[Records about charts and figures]
<<<<
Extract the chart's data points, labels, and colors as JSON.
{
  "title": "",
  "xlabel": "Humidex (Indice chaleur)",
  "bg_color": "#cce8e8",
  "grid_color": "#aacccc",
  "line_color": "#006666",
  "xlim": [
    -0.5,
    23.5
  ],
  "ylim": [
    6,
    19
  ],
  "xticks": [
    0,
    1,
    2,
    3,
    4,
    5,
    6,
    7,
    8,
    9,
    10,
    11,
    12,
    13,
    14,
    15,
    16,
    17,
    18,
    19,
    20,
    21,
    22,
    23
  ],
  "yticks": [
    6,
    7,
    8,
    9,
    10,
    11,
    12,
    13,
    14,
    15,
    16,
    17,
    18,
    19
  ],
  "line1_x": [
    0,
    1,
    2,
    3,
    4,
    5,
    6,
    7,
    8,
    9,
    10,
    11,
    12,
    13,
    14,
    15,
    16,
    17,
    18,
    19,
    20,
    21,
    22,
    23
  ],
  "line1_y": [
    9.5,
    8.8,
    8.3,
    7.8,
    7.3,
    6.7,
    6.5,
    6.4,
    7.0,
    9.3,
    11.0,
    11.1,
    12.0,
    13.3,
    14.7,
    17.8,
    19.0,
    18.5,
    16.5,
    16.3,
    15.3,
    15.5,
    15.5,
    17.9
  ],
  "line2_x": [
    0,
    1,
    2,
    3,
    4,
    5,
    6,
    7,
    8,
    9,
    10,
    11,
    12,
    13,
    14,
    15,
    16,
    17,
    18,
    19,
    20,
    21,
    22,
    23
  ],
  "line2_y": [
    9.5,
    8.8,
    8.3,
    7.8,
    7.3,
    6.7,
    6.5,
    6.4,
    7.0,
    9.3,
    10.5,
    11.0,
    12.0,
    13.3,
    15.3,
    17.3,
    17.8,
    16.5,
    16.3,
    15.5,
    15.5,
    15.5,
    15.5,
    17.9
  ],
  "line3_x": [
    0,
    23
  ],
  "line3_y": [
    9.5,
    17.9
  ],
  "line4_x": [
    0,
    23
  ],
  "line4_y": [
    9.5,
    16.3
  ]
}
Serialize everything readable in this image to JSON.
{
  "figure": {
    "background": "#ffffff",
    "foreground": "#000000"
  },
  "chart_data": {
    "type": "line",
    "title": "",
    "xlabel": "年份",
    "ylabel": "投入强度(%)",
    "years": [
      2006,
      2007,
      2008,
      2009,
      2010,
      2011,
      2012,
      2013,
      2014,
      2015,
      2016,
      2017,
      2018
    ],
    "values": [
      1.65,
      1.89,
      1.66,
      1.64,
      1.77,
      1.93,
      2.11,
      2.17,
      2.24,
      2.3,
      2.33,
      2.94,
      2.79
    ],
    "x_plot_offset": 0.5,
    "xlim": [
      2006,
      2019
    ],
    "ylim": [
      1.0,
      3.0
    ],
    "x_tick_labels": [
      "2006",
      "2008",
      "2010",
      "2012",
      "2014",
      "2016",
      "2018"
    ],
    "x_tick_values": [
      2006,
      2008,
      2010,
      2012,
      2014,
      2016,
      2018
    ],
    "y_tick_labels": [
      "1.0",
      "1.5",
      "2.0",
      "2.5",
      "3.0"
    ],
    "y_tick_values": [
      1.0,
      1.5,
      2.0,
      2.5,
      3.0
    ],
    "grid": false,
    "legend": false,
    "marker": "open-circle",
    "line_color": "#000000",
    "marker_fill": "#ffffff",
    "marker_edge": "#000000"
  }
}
>>>>
Print out every entry, keeping each one exact.

#### Result below:
Extract the chart's data points, labels, and colors as JSON.
{
  "title": "",
  "xlabel": "Humidex (Indice chaleur)",
  "bg_color": "#cce8e8",
  "grid_color": "#aacccc",
  "line_color": "#006666",
  "xlim": [
    -0.5,
    23.5
  ],
  "ylim": [
    6,
    19
  ],
  "xticks": [
    0,
    1,
    2,
    3,
    4,
    5,
    6,
    7,
    8,
    9,
    10,
    11,
    12,
    13,
    14,
    15,
    16,
    17,
    18,
    19,
    20,
    21,
    22,
    23
  ],
  "yticks": [
    6,
    7,
    8,
    9,
    10,
    11,
    12,
    13,
    14,
    15,
    16,
    17,
    18,
    19
  ],
  "line1_x": [
    0,
    1,
    2,
    3,
    4,
    5,
    6,
    7,
    8,
    9,
    10,
    11,
    12,
    13,
    14,
    15,
    16,
    17,
    18,
    19,
    20,
    21,
    22,
    23
  ],
  "line1_y": [
    9.5,
    8.8,
    8.3,
    7.8,
    7.3,
    6.7,
    6.5,
    6.4,
    7.0,
    9.3,
    11.0,
    11.1,
    12.0,
    13.3,
    14.7,
    17.8,
    19.0,
    18.5,
    16.5,
    16.3,
    15.3,
    15.5,
    15.5,
    17.9
  ],
  "line2_x": [
    0,
    1,
    2,
    3,
    4,
    5,
    6,
    7,
    8,
    9,
    10,
    11,
    12,
    13,
    14,
    15,
    16,
    17,
    18,
    19,
    20,
    21,
    22,
    23
  ],
  "line2_y": [
    9.5,
    8.8,
    8.3,
    7.8,
    7.3,
    6.7,
    6.5,
    6.4,
    7.0,
    9.3,
    10.5,
    11.0,
    12.0,
    13.3,
    15.3,
    17.3,
    17.8,
    16.5,
    16.3,
    15.5,
    15.5,
    15.5,
    15.5,
    17.9
  ],
  "line3_x": [
    0,
    23
  ],
  "line3_y": [
    9.5,
    17.9
  ],
  "line4_x": [
    0,
    23
  ],
  "line4_y": [
    9.5,
    16.3
  ]
}
Serialize everything readable in this image to JSON.
{
  "figure": {
    "background": "#ffffff",
    "foreground": "#000000"
  },
  "chart_data": {
    "type": "line",
    "title": "",
    "xlabel": "年份",
    "ylabel": "投入强度(%)",
    "years": [
      2006,
      2007,
      2008,
      2009,
      2010,
      2011,
      2012,
      2013,
      2014,
      2015,
      2016,
      2017,
      2018
    ],
    "values": [
      1.65,
      1.89,
      1.66,
      1.64,
      1.77,
      1.93,
      2.11,
      2.17,
      2.24,
      2.3,
      2.33,
      2.94,
      2.79
    ],
    "x_plot_offset": 0.5,
    "xlim": [
      2006,
      2019
    ],
    "ylim": [
      1.0,
      3.0
    ],
    "x_tick_labels": [
      "2006",
      "2008",
      "2010",
      "2012",
      "2014",
      "2016",
      "2018"
    ],
    "x_tick_values": [
      2006,
      2008,
      2010,
      2012,
      2014,
      2016,
      2018
    ],
    "y_tick_labels": [
      "1.0",
      "1.5",
      "2.0",
      "2.5",
      "3.0"
    ],
    "y_tick_values": [
      1.0,
      1.5,
      2.0,
      2.5,
      3.0
    ],
    "grid": false,
    "legend": false,
    "marker": "open-circle",
    "line_color": "#000000",
    "marker_fill": "#ffffff",
    "marker_edge": "#000000"
  }
}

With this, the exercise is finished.